* Start Data for this exercise *

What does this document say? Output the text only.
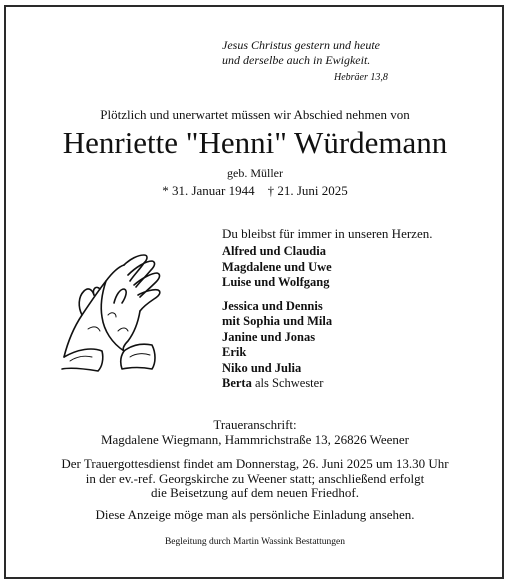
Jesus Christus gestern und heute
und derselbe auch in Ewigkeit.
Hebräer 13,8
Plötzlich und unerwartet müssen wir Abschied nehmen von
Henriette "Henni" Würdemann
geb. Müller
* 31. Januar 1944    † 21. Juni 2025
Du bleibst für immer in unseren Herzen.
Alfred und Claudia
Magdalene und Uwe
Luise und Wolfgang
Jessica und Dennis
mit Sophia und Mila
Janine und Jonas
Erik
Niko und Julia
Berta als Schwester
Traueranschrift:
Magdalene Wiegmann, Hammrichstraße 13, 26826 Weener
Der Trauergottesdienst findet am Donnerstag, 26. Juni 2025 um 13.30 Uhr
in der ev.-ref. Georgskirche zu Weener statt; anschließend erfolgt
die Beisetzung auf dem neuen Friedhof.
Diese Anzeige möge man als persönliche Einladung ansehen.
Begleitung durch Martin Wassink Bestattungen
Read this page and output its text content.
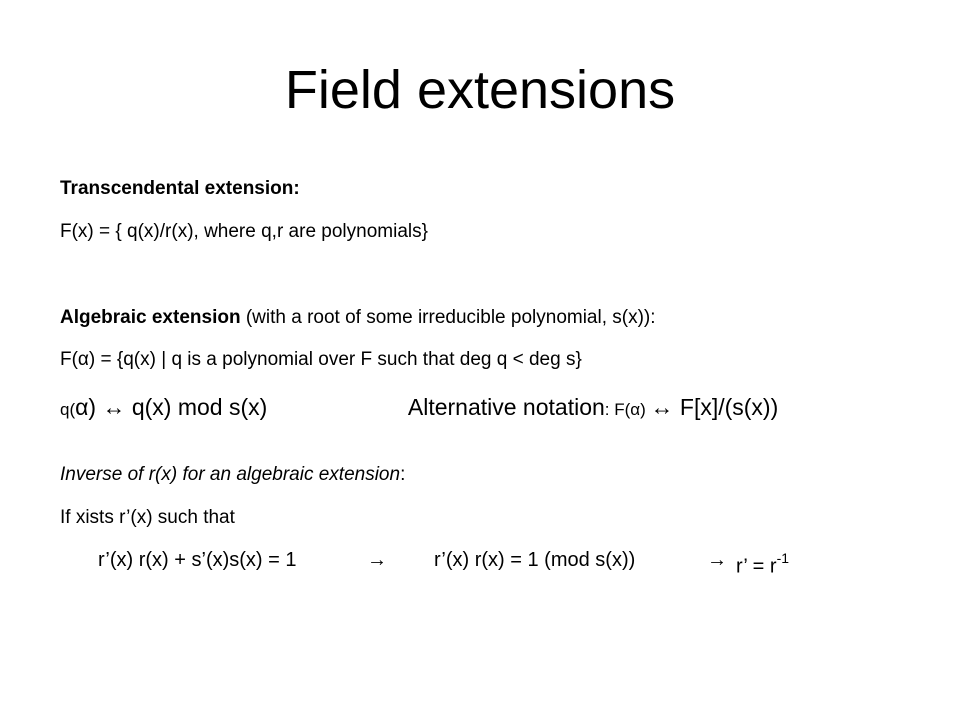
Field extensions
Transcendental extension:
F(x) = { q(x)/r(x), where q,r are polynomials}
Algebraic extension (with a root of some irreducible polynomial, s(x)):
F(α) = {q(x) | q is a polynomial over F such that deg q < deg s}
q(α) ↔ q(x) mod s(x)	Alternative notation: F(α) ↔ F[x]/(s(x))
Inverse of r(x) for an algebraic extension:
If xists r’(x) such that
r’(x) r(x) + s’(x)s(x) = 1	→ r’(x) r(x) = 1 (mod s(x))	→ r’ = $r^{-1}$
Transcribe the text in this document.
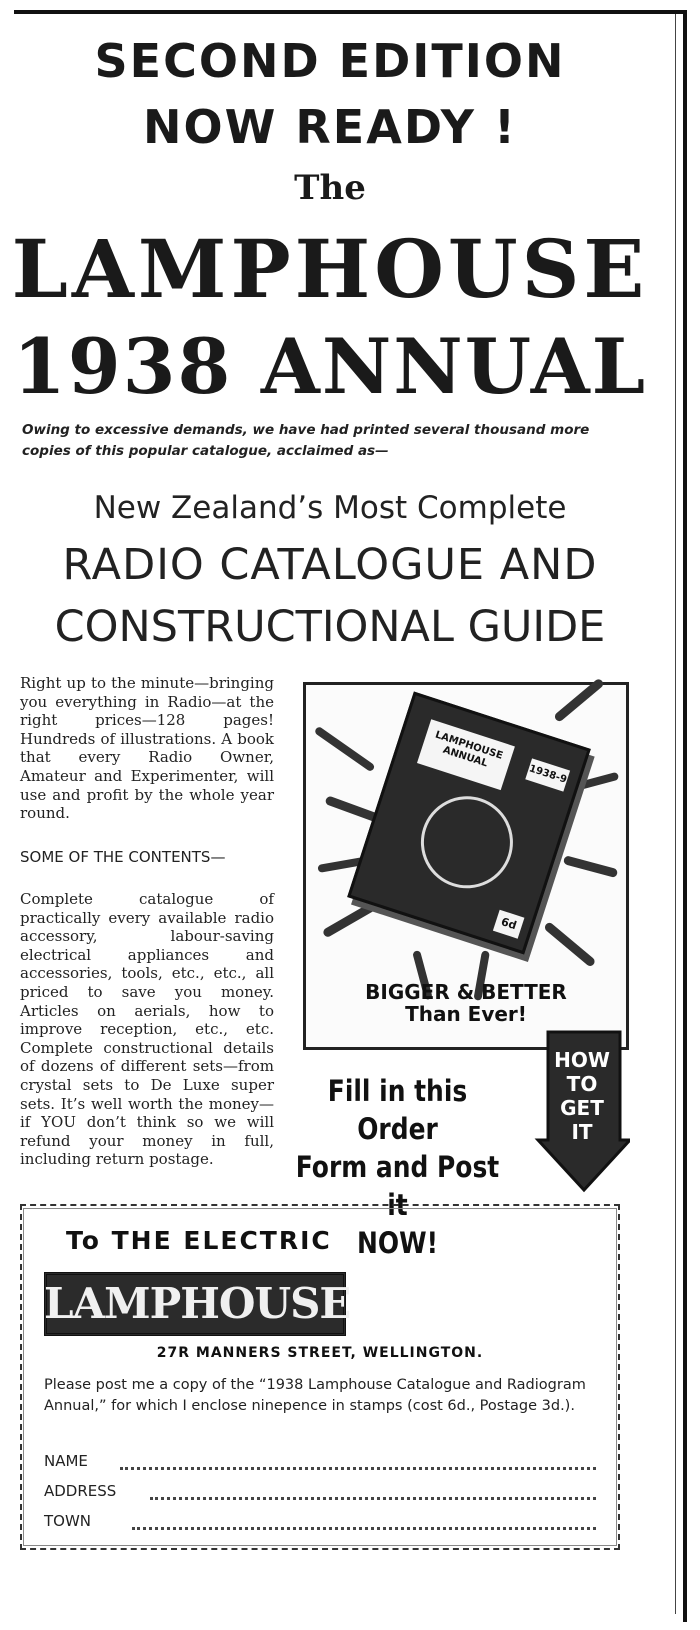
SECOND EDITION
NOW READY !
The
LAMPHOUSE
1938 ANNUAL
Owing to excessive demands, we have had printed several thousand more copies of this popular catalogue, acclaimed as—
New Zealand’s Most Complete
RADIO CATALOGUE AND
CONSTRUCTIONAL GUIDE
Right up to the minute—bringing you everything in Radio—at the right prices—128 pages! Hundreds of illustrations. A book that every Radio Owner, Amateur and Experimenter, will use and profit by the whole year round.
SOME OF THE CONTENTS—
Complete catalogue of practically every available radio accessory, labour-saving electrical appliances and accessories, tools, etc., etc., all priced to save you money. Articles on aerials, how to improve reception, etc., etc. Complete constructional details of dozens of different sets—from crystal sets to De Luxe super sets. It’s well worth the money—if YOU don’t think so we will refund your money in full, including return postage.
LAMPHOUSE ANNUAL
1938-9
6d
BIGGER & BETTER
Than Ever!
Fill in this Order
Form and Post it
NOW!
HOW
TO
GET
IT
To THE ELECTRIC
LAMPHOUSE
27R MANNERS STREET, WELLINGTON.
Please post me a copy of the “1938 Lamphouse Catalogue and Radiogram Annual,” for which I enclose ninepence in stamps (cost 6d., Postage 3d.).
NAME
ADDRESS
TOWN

* End Data for this exercise *

Scan the material above for the string "text" and return the lines that hold it.

What does this document say? Output the text only.
Read this page and output its text content.
Transcribe the text in this document.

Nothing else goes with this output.